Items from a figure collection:

══════════════════════════════

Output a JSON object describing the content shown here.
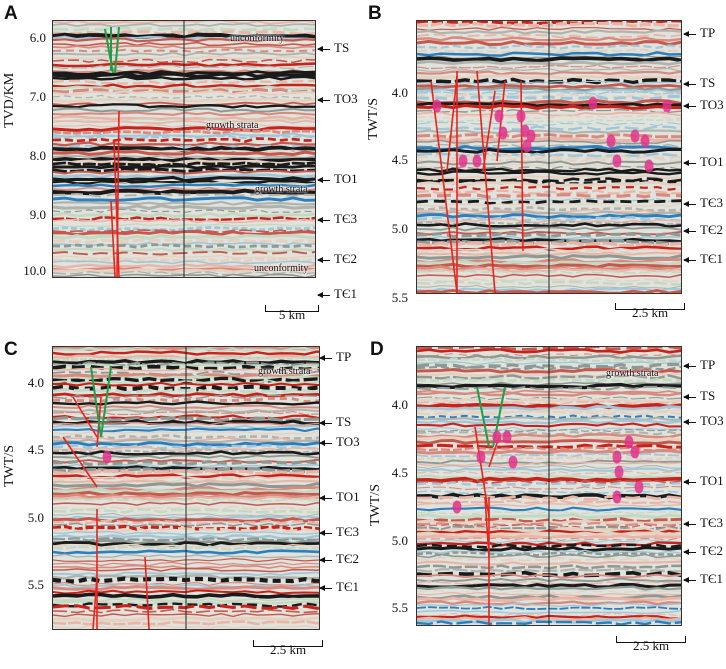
{
  "panels": {
    "A": {
      "letter": "A",
      "axis_title": "TVD/KM",
      "ticks": [
        "6.0",
        "7.0",
        "8.0",
        "9.0",
        "10.0"
      ],
      "horizons": [
        "TS",
        "TO3",
        "TO1",
        "TЄ3",
        "TЄ2",
        "TЄ1"
      ],
      "annotations": [
        "unconformity",
        "growth strata",
        "growth strata",
        "unconformity"
      ],
      "scale": "5 km"
    },
    "B": {
      "letter": "B",
      "axis_title": "TWT/S",
      "ticks": [
        "4.0",
        "4.5",
        "5.0",
        "5.5"
      ],
      "horizons": [
        "TP",
        "TS",
        "TO3",
        "TO1",
        "TЄ3",
        "TЄ2",
        "TЄ1"
      ],
      "scale": "2.5 km"
    },
    "C": {
      "letter": "C",
      "axis_title": "TWT/S",
      "ticks": [
        "4.0",
        "4.5",
        "5.0",
        "5.5"
      ],
      "horizons": [
        "TP",
        "TS",
        "TO3",
        "TO1",
        "TЄ3",
        "TЄ2",
        "TЄ1"
      ],
      "annotations": [
        "growth strata"
      ],
      "scale": "2.5 km"
    },
    "D": {
      "letter": "D",
      "axis_title": "TWT/S",
      "ticks": [
        "4.0",
        "4.5",
        "5.0",
        "5.5"
      ],
      "horizons": [
        "TP",
        "TS",
        "TO3",
        "TO1",
        "TЄ3",
        "TЄ2",
        "TЄ1"
      ],
      "annotations": [
        "growth strata"
      ],
      "scale": "2.5 km"
    }
  },
  "colors": {
    "fault": "#e8231e",
    "upper_fault": "#1f9e4a",
    "anomaly": "#e2338a",
    "reflector_red": "#c8221a",
    "reflector_black": "#1a1a1a",
    "reflector_blue": "#2c7fbf"
  }
}
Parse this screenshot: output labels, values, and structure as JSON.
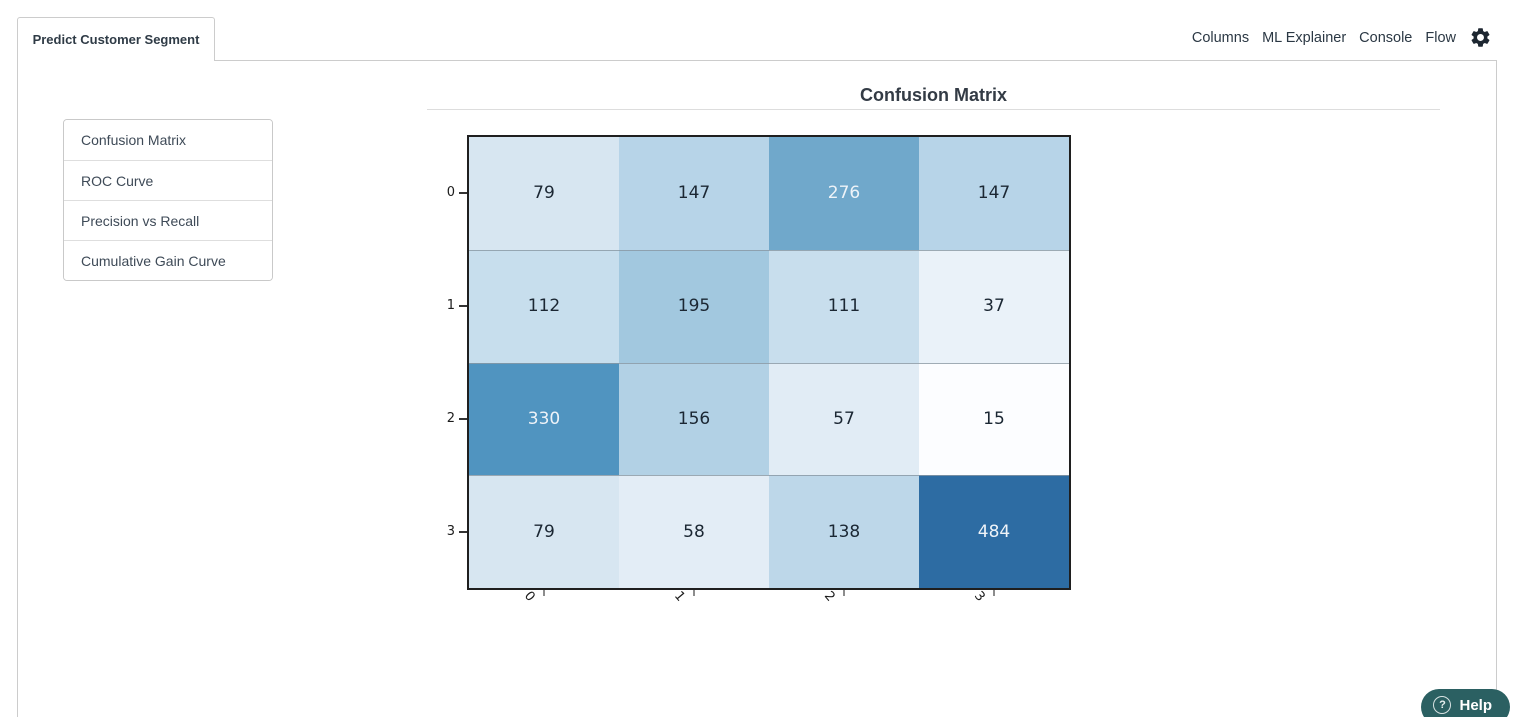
{
  "tab": {
    "label": "Predict Customer Segment"
  },
  "menu": {
    "items": [
      "Columns",
      "ML Explainer",
      "Console",
      "Flow"
    ],
    "gear_icon": "gear-icon"
  },
  "sidebar": {
    "items": [
      "Confusion Matrix",
      "ROC Curve",
      "Precision vs Recall",
      "Cumulative Gain Curve"
    ]
  },
  "chart_data": {
    "type": "heatmap",
    "title": "Confusion Matrix",
    "x_tick_labels": [
      "0",
      "1",
      "2",
      "3"
    ],
    "y_tick_labels": [
      "0",
      "1",
      "2",
      "3"
    ],
    "rows": [
      [
        79,
        147,
        276,
        147
      ],
      [
        112,
        195,
        111,
        37
      ],
      [
        330,
        156,
        57,
        15
      ],
      [
        79,
        58,
        138,
        484
      ]
    ],
    "cell_colors": [
      [
        "#d7e6f1",
        "#b7d4e8",
        "#70a8cb",
        "#b7d4e8"
      ],
      [
        "#c7deed",
        "#a2c8df",
        "#c8deed",
        "#eaf2f9"
      ],
      [
        "#5094c0",
        "#b2d1e5",
        "#e1ecf5",
        "#fcfdff"
      ],
      [
        "#d7e6f1",
        "#e3edf6",
        "#bdd7e9",
        "#2d6ca3"
      ]
    ],
    "colormap": "Blues",
    "value_min": 15,
    "value_max": 484,
    "legend": "none",
    "grid": "horizontal-row-dividers"
  },
  "help": {
    "label": "Help",
    "icon": "question-mark",
    "background": "#2b6062"
  },
  "colors": {
    "panel_border": "#cccccc",
    "heatmap_border": "#1f1f1f",
    "row_divider": "#8897a2",
    "dark_cell_text": "#eef3f8",
    "light_cell_text": "#1b2733"
  }
}
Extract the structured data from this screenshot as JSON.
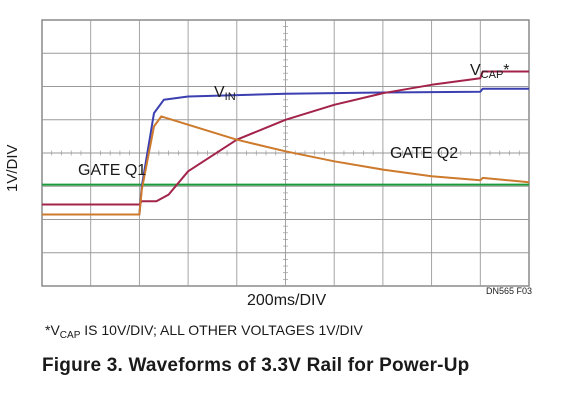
{
  "chart_data": {
    "type": "line",
    "ylabel": "1V/DIV",
    "xlabel": "200ms/DIV",
    "figure_code": "DN565 F03",
    "divisions": {
      "x": 10,
      "y": 8
    },
    "grid": true,
    "x_units": "divisions (200ms/DIV)",
    "y_units": "divisions (1V/DIV; VCAP 10V/DIV)",
    "series": [
      {
        "name": "GATE Q1",
        "color": "#1a9a3a",
        "points": [
          [
            0,
            3.05
          ],
          [
            10,
            3.05
          ]
        ]
      },
      {
        "name": "VIN",
        "color": "#3b3fb0",
        "points": [
          [
            0,
            2.15
          ],
          [
            2.0,
            2.15
          ],
          [
            2.05,
            3.0
          ],
          [
            2.3,
            5.2
          ],
          [
            2.5,
            5.6
          ],
          [
            3.0,
            5.7
          ],
          [
            5.0,
            5.78
          ],
          [
            7.0,
            5.82
          ],
          [
            9.0,
            5.84
          ],
          [
            9.05,
            5.93
          ],
          [
            10,
            5.93
          ]
        ]
      },
      {
        "name": "VCAP*",
        "color": "#a3234a",
        "points": [
          [
            0,
            2.45
          ],
          [
            2.0,
            2.45
          ],
          [
            2.05,
            2.55
          ],
          [
            2.35,
            2.55
          ],
          [
            2.6,
            2.75
          ],
          [
            3.0,
            3.45
          ],
          [
            4.0,
            4.4
          ],
          [
            5.0,
            5.0
          ],
          [
            6.0,
            5.45
          ],
          [
            7.0,
            5.8
          ],
          [
            8.0,
            6.05
          ],
          [
            9.0,
            6.25
          ],
          [
            9.05,
            6.45
          ],
          [
            10,
            6.45
          ]
        ]
      },
      {
        "name": "GATE Q2",
        "color": "#cd7a2c",
        "points": [
          [
            0,
            2.15
          ],
          [
            2.0,
            2.15
          ],
          [
            2.05,
            2.9
          ],
          [
            2.3,
            4.8
          ],
          [
            2.45,
            5.1
          ],
          [
            3.0,
            4.85
          ],
          [
            4.0,
            4.4
          ],
          [
            5.0,
            4.05
          ],
          [
            6.0,
            3.75
          ],
          [
            7.0,
            3.5
          ],
          [
            8.0,
            3.3
          ],
          [
            9.0,
            3.18
          ],
          [
            9.05,
            3.25
          ],
          [
            10,
            3.12
          ]
        ]
      }
    ],
    "labels": {
      "gate_q1": "GATE Q1",
      "vin_main": "V",
      "vin_sub": "IN",
      "vcap_main": "V",
      "vcap_sub": "CAP",
      "vcap_suffix": "*",
      "gate_q2": "GATE Q2"
    }
  },
  "footnote": {
    "pre": "*V",
    "sub": "CAP",
    "post": " IS 10V/DIV; ALL OTHER VOLTAGES 1V/DIV"
  },
  "figure_title": "Figure 3. Waveforms of 3.3V Rail for Power-Up"
}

══════════════════════════════

### Task to complete
Copy every record above exactly as written, but leave out the pictures.

### Output of the exercise
Output a JSON object describing the content shown here.
{
  "panels": {
    "A": {
      "letter": "A",
      "axis_title": "TVD/KM",
      "ticks": [
        "6.0",
        "7.0",
        "8.0",
        "9.0",
        "10.0"
      ],
      "horizons": [
        "TS",
        "TO3",
        "TO1",
        "TЄ3",
        "TЄ2",
        "TЄ1"
      ],
      "annotations": [
        "unconformity",
        "growth strata",
        "growth strata",
        "unconformity"
      ],
      "scale": "5 km"
    },
    "B": {
      "letter": "B",
      "axis_title": "TWT/S",
      "ticks": [
        "4.0",
        "4.5",
        "5.0",
        "5.5"
      ],
      "horizons": [
        "TP",
        "TS",
        "TO3",
        "TO1",
        "TЄ3",
        "TЄ2",
        "TЄ1"
      ],
      "scale": "2.5 km"
    },
    "C": {
      "letter": "C",
      "axis_title": "TWT/S",
      "ticks": [
        "4.0",
        "4.5",
        "5.0",
        "5.5"
      ],
      "horizons": [
        "TP",
        "TS",
        "TO3",
        "TO1",
        "TЄ3",
        "TЄ2",
        "TЄ1"
      ],
      "annotations": [
        "growth strata"
      ],
      "scale": "2.5 km"
    },
    "D": {
      "letter": "D",
      "axis_title": "TWT/S",
      "ticks": [
        "4.0",
        "4.5",
        "5.0",
        "5.5"
      ],
      "horizons": [
        "TP",
        "TS",
        "TO3",
        "TO1",
        "TЄ3",
        "TЄ2",
        "TЄ1"
      ],
      "annotations": [
        "growth strata"
      ],
      "scale": "2.5 km"
    }
  },
  "colors": {
    "fault": "#e8231e",
    "upper_fault": "#1f9e4a",
    "anomaly": "#e2338a",
    "reflector_red": "#c8221a",
    "reflector_black": "#1a1a1a",
    "reflector_blue": "#2c7fbf"
  }
}
Parse this screenshot: output labels, values, and structure as JSON.
{
  "tab": {
    "label": "Predict Customer Segment"
  },
  "menu": {
    "items": [
      "Columns",
      "ML Explainer",
      "Console",
      "Flow"
    ],
    "gear_icon": "gear-icon"
  },
  "sidebar": {
    "items": [
      "Confusion Matrix",
      "ROC Curve",
      "Precision vs Recall",
      "Cumulative Gain Curve"
    ]
  },
  "chart_data": {
    "type": "heatmap",
    "title": "Confusion Matrix",
    "x_tick_labels": [
      "0",
      "1",
      "2",
      "3"
    ],
    "y_tick_labels": [
      "0",
      "1",
      "2",
      "3"
    ],
    "rows": [
      [
        79,
        147,
        276,
        147
      ],
      [
        112,
        195,
        111,
        37
      ],
      [
        330,
        156,
        57,
        15
      ],
      [
        79,
        58,
        138,
        484
      ]
    ],
    "cell_colors": [
      [
        "#d7e6f1",
        "#b7d4e8",
        "#70a8cb",
        "#b7d4e8"
      ],
      [
        "#c7deed",
        "#a2c8df",
        "#c8deed",
        "#eaf2f9"
      ],
      [
        "#5094c0",
        "#b2d1e5",
        "#e1ecf5",
        "#fcfdff"
      ],
      [
        "#d7e6f1",
        "#e3edf6",
        "#bdd7e9",
        "#2d6ca3"
      ]
    ],
    "colormap": "Blues",
    "value_min": 15,
    "value_max": 484,
    "legend": "none",
    "grid": "horizontal-row-dividers"
  },
  "help": {
    "label": "Help",
    "icon": "question-mark",
    "background": "#2b6062"
  },
  "colors": {
    "panel_border": "#cccccc",
    "heatmap_border": "#1f1f1f",
    "row_divider": "#8897a2",
    "dark_cell_text": "#eef3f8",
    "light_cell_text": "#1b2733"
  }
}
Extract the structured data from this screenshot as JSON.
{
  "chart_data": {
    "type": "line",
    "ylabel": "1V/DIV",
    "xlabel": "200ms/DIV",
    "figure_code": "DN565 F03",
    "divisions": {
      "x": 10,
      "y": 8
    },
    "grid": true,
    "x_units": "divisions (200ms/DIV)",
    "y_units": "divisions (1V/DIV; VCAP 10V/DIV)",
    "series": [
      {
        "name": "GATE Q1",
        "color": "#1a9a3a",
        "points": [
          [
            0,
            3.05
          ],
          [
            10,
            3.05
          ]
        ]
      },
      {
        "name": "VIN",
        "color": "#3b3fb0",
        "points": [
          [
            0,
            2.15
          ],
          [
            2.0,
            2.15
          ],
          [
            2.05,
            3.0
          ],
          [
            2.3,
            5.2
          ],
          [
            2.5,
            5.6
          ],
          [
            3.0,
            5.7
          ],
          [
            5.0,
            5.78
          ],
          [
            7.0,
            5.82
          ],
          [
            9.0,
            5.84
          ],
          [
            9.05,
            5.93
          ],
          [
            10,
            5.93
          ]
        ]
      },
      {
        "name": "VCAP*",
        "color": "#a3234a",
        "points": [
          [
            0,
            2.45
          ],
          [
            2.0,
            2.45
          ],
          [
            2.05,
            2.55
          ],
          [
            2.35,
            2.55
          ],
          [
            2.6,
            2.75
          ],
          [
            3.0,
            3.45
          ],
          [
            4.0,
            4.4
          ],
          [
            5.0,
            5.0
          ],
          [
            6.0,
            5.45
          ],
          [
            7.0,
            5.8
          ],
          [
            8.0,
            6.05
          ],
          [
            9.0,
            6.25
          ],
          [
            9.05,
            6.45
          ],
          [
            10,
            6.45
          ]
        ]
      },
      {
        "name": "GATE Q2",
        "color": "#cd7a2c",
        "points": [
          [
            0,
            2.15
          ],
          [
            2.0,
            2.15
          ],
          [
            2.05,
            2.9
          ],
          [
            2.3,
            4.8
          ],
          [
            2.45,
            5.1
          ],
          [
            3.0,
            4.85
          ],
          [
            4.0,
            4.4
          ],
          [
            5.0,
            4.05
          ],
          [
            6.0,
            3.75
          ],
          [
            7.0,
            3.5
          ],
          [
            8.0,
            3.3
          ],
          [
            9.0,
            3.18
          ],
          [
            9.05,
            3.25
          ],
          [
            10,
            3.12
          ]
        ]
      }
    ],
    "labels": {
      "gate_q1": "GATE Q1",
      "vin_main": "V",
      "vin_sub": "IN",
      "vcap_main": "V",
      "vcap_sub": "CAP",
      "vcap_suffix": "*",
      "gate_q2": "GATE Q2"
    }
  },
  "footnote": {
    "pre": "*V",
    "sub": "CAP",
    "post": " IS 10V/DIV; ALL OTHER VOLTAGES 1V/DIV"
  },
  "figure_title": "Figure 3. Waveforms of 3.3V Rail for Power-Up"
}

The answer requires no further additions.